The Ist Additional Sessions Judge, Motihari, East
Champaran District, State of Bihar by his Judgment dated
28th of July, 1992 delivered in Sessions Trial No.180/29 of
1991 convicted 21 persons, for the offences punishable under
Sections 302, 302/149, 148, 324, 380, 307/149 and punished
them as follows :
Accused Banka Rai, Durbal Rai, Bacha Rai and Hira Rai
were convicted for offence under Section 302 IPC and were
sentenced to death. Accused Chhota Rai, Krishna Rai,
Ramprit Rai, Mofil Rai, Wakil Rai, Baijnath Rai, Dharmjeet
Rai, Lal Babu Rai, Ambika Rai and Bindeshwar Rai were
convicted under Section 302 read with Section 149 IPC and
were sentenced to undergo rigorous imprisonment for life.

# [Provided records]
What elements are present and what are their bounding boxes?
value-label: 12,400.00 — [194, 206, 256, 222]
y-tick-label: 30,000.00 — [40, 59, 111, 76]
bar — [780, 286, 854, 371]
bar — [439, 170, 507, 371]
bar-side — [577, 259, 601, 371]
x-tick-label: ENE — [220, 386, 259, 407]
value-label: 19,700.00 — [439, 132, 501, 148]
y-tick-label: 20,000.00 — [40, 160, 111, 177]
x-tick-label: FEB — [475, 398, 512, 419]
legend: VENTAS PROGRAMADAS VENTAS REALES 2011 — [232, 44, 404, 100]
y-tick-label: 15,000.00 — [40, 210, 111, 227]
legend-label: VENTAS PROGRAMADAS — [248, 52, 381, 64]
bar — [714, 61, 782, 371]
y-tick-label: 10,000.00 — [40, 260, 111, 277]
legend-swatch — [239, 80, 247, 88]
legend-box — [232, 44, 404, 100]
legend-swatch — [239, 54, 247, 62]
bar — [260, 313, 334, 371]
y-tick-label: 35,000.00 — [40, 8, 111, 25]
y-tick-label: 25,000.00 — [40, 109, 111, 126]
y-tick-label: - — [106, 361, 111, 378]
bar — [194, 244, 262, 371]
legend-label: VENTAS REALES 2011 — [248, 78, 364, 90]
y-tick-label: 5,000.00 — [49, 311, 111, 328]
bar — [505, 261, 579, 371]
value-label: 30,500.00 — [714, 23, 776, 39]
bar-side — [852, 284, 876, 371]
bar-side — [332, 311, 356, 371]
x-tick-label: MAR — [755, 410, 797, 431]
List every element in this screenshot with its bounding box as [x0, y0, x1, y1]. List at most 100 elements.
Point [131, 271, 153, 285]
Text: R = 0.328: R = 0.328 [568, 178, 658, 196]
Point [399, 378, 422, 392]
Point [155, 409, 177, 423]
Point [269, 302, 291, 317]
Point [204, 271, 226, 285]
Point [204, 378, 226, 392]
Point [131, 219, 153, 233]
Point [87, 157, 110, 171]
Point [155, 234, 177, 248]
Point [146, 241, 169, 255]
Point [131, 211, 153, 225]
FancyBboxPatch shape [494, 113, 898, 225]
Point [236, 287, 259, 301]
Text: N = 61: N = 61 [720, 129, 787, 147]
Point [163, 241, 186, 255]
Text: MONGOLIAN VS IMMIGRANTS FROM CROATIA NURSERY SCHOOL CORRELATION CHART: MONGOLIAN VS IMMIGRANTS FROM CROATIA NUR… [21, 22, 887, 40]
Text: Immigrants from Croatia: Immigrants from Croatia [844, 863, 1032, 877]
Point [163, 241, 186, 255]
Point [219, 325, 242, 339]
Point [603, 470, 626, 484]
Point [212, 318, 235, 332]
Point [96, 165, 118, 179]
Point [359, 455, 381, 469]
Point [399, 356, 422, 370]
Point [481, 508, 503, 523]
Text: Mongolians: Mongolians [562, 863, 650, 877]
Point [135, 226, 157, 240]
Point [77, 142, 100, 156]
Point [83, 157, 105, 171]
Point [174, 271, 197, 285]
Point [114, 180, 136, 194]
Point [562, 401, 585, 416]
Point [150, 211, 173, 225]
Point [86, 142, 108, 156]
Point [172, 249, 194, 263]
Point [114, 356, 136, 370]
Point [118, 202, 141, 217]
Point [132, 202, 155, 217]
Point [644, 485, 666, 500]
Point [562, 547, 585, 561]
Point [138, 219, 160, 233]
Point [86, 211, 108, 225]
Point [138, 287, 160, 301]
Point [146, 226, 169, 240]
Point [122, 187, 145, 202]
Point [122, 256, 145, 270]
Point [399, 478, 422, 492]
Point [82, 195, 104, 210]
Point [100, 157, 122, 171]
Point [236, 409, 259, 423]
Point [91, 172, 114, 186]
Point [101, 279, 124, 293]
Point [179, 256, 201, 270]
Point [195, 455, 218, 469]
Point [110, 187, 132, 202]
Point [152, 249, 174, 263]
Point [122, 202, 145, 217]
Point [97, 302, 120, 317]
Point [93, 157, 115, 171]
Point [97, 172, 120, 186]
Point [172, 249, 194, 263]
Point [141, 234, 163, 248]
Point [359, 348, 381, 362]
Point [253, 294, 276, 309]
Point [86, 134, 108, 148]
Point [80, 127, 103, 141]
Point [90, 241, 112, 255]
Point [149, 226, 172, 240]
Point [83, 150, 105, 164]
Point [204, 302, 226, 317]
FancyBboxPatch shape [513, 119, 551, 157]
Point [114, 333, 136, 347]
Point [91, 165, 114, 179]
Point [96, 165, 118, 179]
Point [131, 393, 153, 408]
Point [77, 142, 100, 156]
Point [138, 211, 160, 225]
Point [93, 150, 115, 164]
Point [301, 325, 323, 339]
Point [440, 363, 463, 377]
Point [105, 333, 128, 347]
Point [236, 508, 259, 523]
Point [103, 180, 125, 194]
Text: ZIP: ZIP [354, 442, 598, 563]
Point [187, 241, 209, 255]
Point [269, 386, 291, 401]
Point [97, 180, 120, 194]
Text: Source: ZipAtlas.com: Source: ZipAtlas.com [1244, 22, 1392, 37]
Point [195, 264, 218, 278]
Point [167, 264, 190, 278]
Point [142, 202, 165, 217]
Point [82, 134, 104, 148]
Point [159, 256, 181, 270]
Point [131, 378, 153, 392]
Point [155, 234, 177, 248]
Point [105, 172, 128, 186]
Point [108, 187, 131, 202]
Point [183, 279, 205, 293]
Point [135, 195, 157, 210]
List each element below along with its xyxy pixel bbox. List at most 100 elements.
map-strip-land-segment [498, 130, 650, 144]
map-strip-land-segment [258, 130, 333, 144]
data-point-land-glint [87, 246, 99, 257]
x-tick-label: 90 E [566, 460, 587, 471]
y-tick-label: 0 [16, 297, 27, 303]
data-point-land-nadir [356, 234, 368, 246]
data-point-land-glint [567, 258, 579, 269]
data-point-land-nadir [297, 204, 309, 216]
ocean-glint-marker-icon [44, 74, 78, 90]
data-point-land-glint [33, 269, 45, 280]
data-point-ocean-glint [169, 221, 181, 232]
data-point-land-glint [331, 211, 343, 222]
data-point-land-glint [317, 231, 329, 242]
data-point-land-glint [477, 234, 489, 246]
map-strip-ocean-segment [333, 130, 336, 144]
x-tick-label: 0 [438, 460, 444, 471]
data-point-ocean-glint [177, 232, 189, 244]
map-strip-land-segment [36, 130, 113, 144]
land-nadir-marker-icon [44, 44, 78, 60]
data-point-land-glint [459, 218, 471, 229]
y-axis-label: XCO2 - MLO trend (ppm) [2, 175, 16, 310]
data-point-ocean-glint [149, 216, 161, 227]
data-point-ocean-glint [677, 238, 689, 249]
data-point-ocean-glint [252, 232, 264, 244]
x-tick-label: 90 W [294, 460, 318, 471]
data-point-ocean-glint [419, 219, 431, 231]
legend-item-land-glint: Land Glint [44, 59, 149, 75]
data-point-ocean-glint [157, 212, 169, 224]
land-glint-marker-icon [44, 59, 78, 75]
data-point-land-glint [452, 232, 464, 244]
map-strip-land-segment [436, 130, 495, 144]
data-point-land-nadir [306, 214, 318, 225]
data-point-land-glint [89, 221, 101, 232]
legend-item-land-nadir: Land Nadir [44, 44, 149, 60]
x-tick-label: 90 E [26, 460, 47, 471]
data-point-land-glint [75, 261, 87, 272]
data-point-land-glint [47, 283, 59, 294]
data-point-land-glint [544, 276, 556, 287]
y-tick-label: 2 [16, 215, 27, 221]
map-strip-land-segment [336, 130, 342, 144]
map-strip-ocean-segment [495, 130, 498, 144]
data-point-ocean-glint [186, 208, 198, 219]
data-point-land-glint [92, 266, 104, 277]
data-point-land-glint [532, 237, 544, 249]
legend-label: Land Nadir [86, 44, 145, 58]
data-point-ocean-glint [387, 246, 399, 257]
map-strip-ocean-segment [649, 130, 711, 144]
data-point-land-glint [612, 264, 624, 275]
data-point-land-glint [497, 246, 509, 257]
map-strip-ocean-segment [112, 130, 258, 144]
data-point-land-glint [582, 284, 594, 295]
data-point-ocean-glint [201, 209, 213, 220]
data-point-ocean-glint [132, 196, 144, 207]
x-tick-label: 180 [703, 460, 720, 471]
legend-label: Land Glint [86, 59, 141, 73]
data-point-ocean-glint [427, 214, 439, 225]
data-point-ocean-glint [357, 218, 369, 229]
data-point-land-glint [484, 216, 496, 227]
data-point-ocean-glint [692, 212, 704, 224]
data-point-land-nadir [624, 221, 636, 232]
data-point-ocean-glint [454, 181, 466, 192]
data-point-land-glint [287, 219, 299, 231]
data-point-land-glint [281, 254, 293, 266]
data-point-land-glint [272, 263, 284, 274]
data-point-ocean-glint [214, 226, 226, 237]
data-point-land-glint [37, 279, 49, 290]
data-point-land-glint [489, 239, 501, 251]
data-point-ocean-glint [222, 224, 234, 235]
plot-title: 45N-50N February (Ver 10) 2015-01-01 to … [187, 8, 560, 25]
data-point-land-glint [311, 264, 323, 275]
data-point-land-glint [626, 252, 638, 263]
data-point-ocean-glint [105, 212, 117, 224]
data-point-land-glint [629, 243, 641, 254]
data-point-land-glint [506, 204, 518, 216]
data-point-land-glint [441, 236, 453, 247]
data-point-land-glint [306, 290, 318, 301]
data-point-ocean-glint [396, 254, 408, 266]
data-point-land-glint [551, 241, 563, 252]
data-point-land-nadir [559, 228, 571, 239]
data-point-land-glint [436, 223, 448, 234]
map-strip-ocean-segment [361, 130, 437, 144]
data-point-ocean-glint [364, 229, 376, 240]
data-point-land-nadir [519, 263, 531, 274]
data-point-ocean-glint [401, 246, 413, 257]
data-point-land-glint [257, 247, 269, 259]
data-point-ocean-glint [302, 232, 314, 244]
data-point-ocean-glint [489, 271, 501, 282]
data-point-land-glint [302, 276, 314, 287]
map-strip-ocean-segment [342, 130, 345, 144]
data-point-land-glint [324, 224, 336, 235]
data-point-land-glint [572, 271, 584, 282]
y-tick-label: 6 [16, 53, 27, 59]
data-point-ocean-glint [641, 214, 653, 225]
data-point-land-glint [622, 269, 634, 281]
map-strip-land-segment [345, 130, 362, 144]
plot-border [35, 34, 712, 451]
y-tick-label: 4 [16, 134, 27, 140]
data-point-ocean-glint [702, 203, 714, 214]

# [The task]
Shorten the paragraph of the judgment excerpt that begins "The Ist Additional Sessions Judge" into one concise sentence that keeps its main facts.

# [Solution for this problem]
In a judgment dated 28th July 1992 in Sessions Trial No.180/29 of 1991, the Ist Additional Sessions Judge of Motihari, East Champaran District, Bihar, convicted and sentenced 21 persons for offences under Sections 302, 302/149, 148, 324, 380 and 307/149.